Work required: Retype the material that follows, keeping every word as it is.

┌─ Material for the task

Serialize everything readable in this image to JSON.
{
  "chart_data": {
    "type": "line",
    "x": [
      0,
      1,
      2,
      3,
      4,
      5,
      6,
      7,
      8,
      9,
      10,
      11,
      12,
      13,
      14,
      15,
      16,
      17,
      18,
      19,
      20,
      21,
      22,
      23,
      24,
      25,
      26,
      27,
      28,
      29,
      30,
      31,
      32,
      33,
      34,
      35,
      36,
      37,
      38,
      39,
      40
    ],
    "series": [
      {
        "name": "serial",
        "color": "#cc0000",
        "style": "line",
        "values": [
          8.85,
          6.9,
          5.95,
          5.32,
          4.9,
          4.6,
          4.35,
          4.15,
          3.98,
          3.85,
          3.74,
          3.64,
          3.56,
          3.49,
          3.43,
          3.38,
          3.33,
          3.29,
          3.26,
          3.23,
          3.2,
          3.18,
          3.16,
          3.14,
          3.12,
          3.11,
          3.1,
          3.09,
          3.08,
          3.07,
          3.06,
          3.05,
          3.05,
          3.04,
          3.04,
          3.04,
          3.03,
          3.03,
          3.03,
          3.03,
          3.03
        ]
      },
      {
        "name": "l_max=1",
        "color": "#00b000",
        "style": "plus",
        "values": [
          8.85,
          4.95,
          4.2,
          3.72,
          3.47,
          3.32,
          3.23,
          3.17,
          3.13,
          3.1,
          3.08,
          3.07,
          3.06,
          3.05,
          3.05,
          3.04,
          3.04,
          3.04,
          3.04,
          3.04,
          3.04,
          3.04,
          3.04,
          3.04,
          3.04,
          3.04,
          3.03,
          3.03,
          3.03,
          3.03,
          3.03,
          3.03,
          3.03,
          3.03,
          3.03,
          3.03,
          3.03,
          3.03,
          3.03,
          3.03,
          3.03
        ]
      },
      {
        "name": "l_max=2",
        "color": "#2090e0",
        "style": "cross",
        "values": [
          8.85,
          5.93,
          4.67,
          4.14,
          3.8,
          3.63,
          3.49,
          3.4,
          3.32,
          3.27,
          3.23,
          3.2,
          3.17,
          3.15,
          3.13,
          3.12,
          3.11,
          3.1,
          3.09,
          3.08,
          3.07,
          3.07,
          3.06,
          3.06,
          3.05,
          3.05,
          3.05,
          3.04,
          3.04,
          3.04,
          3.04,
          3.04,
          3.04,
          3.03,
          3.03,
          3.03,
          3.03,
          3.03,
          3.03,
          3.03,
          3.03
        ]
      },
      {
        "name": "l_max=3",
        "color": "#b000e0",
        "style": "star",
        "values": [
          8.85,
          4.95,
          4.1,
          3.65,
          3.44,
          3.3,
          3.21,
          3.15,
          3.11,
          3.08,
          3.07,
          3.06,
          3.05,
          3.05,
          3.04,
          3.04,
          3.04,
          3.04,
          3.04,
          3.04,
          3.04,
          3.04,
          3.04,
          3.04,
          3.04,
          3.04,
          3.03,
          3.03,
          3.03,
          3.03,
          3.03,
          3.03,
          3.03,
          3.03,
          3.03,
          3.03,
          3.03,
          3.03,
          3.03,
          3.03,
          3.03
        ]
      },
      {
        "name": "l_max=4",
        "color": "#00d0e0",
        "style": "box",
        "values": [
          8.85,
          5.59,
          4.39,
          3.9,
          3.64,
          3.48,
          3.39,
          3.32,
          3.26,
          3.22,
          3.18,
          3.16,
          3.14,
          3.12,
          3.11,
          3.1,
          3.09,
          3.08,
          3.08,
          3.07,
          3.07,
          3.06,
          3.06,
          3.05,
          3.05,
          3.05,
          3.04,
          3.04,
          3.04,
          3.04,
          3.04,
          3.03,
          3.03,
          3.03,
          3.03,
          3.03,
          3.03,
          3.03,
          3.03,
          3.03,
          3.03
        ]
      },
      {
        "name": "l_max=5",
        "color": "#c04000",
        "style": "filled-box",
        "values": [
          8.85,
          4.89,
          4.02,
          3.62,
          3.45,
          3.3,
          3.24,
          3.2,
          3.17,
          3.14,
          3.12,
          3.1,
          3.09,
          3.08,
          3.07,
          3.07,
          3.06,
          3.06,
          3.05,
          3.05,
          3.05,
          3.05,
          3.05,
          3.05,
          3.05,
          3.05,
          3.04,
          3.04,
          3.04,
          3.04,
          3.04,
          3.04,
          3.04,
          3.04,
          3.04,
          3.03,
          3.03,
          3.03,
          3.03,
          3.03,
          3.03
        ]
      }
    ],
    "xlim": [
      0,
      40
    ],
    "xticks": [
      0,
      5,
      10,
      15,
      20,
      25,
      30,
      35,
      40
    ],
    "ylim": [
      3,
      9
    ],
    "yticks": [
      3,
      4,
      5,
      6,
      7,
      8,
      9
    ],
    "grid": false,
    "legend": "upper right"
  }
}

└─

Correct answer:
Serialize everything readable in this image to JSON.
{
  "chart_data": {
    "type": "line",
    "x": [
      0,
      1,
      2,
      3,
      4,
      5,
      6,
      7,
      8,
      9,
      10,
      11,
      12,
      13,
      14,
      15,
      16,
      17,
      18,
      19,
      20,
      21,
      22,
      23,
      24,
      25,
      26,
      27,
      28,
      29,
      30,
      31,
      32,
      33,
      34,
      35,
      36,
      37,
      38,
      39,
      40
    ],
    "series": [
      {
        "name": "serial",
        "color": "#cc0000",
        "style": "line",
        "values": [
          8.85,
          6.9,
          5.95,
          5.32,
          4.9,
          4.6,
          4.35,
          4.15,
          3.98,
          3.85,
          3.74,
          3.64,
          3.56,
          3.49,
          3.43,
          3.38,
          3.33,
          3.29,
          3.26,
          3.23,
          3.2,
          3.18,
          3.16,
          3.14,
          3.12,
          3.11,
          3.1,
          3.09,
          3.08,
          3.07,
          3.06,
          3.05,
          3.05,
          3.04,
          3.04,
          3.04,
          3.03,
          3.03,
          3.03,
          3.03,
          3.03
        ]
      },
      {
        "name": "l_max=1",
        "color": "#00b000",
        "style": "plus",
        "values": [
          8.85,
          4.95,
          4.2,
          3.72,
          3.47,
          3.32,
          3.23,
          3.17,
          3.13,
          3.1,
          3.08,
          3.07,
          3.06,
          3.05,
          3.05,
          3.04,
          3.04,
          3.04,
          3.04,
          3.04,
          3.04,
          3.04,
          3.04,
          3.04,
          3.04,
          3.04,
          3.03,
          3.03,
          3.03,
          3.03,
          3.03,
          3.03,
          3.03,
          3.03,
          3.03,
          3.03,
          3.03,
          3.03,
          3.03,
          3.03,
          3.03
        ]
      },
      {
        "name": "l_max=2",
        "color": "#2090e0",
        "style": "cross",
        "values": [
          8.85,
          5.93,
          4.67,
          4.14,
          3.8,
          3.63,
          3.49,
          3.4,
          3.32,
          3.27,
          3.23,
          3.2,
          3.17,
          3.15,
          3.13,
          3.12,
          3.11,
          3.1,
          3.09,
          3.08,
          3.07,
          3.07,
          3.06,
          3.06,
          3.05,
          3.05,
          3.05,
          3.04,
          3.04,
          3.04,
          3.04,
          3.04,
          3.04,
          3.03,
          3.03,
          3.03,
          3.03,
          3.03,
          3.03,
          3.03,
          3.03
        ]
      },
      {
        "name": "l_max=3",
        "color": "#b000e0",
        "style": "star",
        "values": [
          8.85,
          4.95,
          4.1,
          3.65,
          3.44,
          3.3,
          3.21,
          3.15,
          3.11,
          3.08,
          3.07,
          3.06,
          3.05,
          3.05,
          3.04,
          3.04,
          3.04,
          3.04,
          3.04,
          3.04,
          3.04,
          3.04,
          3.04,
          3.04,
          3.04,
          3.04,
          3.03,
          3.03,
          3.03,
          3.03,
          3.03,
          3.03,
          3.03,
          3.03,
          3.03,
          3.03,
          3.03,
          3.03,
          3.03,
          3.03,
          3.03
        ]
      },
      {
        "name": "l_max=4",
        "color": "#00d0e0",
        "style": "box",
        "values": [
          8.85,
          5.59,
          4.39,
          3.9,
          3.64,
          3.48,
          3.39,
          3.32,
          3.26,
          3.22,
          3.18,
          3.16,
          3.14,
          3.12,
          3.11,
          3.1,
          3.09,
          3.08,
          3.08,
          3.07,
          3.07,
          3.06,
          3.06,
          3.05,
          3.05,
          3.05,
          3.04,
          3.04,
          3.04,
          3.04,
          3.04,
          3.03,
          3.03,
          3.03,
          3.03,
          3.03,
          3.03,
          3.03,
          3.03,
          3.03,
          3.03
        ]
      },
      {
        "name": "l_max=5",
        "color": "#c04000",
        "style": "filled-box",
        "values": [
          8.85,
          4.89,
          4.02,
          3.62,
          3.45,
          3.3,
          3.24,
          3.2,
          3.17,
          3.14,
          3.12,
          3.1,
          3.09,
          3.08,
          3.07,
          3.07,
          3.06,
          3.06,
          3.05,
          3.05,
          3.05,
          3.05,
          3.05,
          3.05,
          3.05,
          3.05,
          3.04,
          3.04,
          3.04,
          3.04,
          3.04,
          3.04,
          3.04,
          3.04,
          3.04,
          3.03,
          3.03,
          3.03,
          3.03,
          3.03,
          3.03
        ]
      }
    ],
    "xlim": [
      0,
      40
    ],
    "xticks": [
      0,
      5,
      10,
      15,
      20,
      25,
      30,
      35,
      40
    ],
    "ylim": [
      3,
      9
    ],
    "yticks": [
      3,
      4,
      5,
      6,
      7,
      8,
      9
    ],
    "grid": false,
    "legend": "upper right"
  }
}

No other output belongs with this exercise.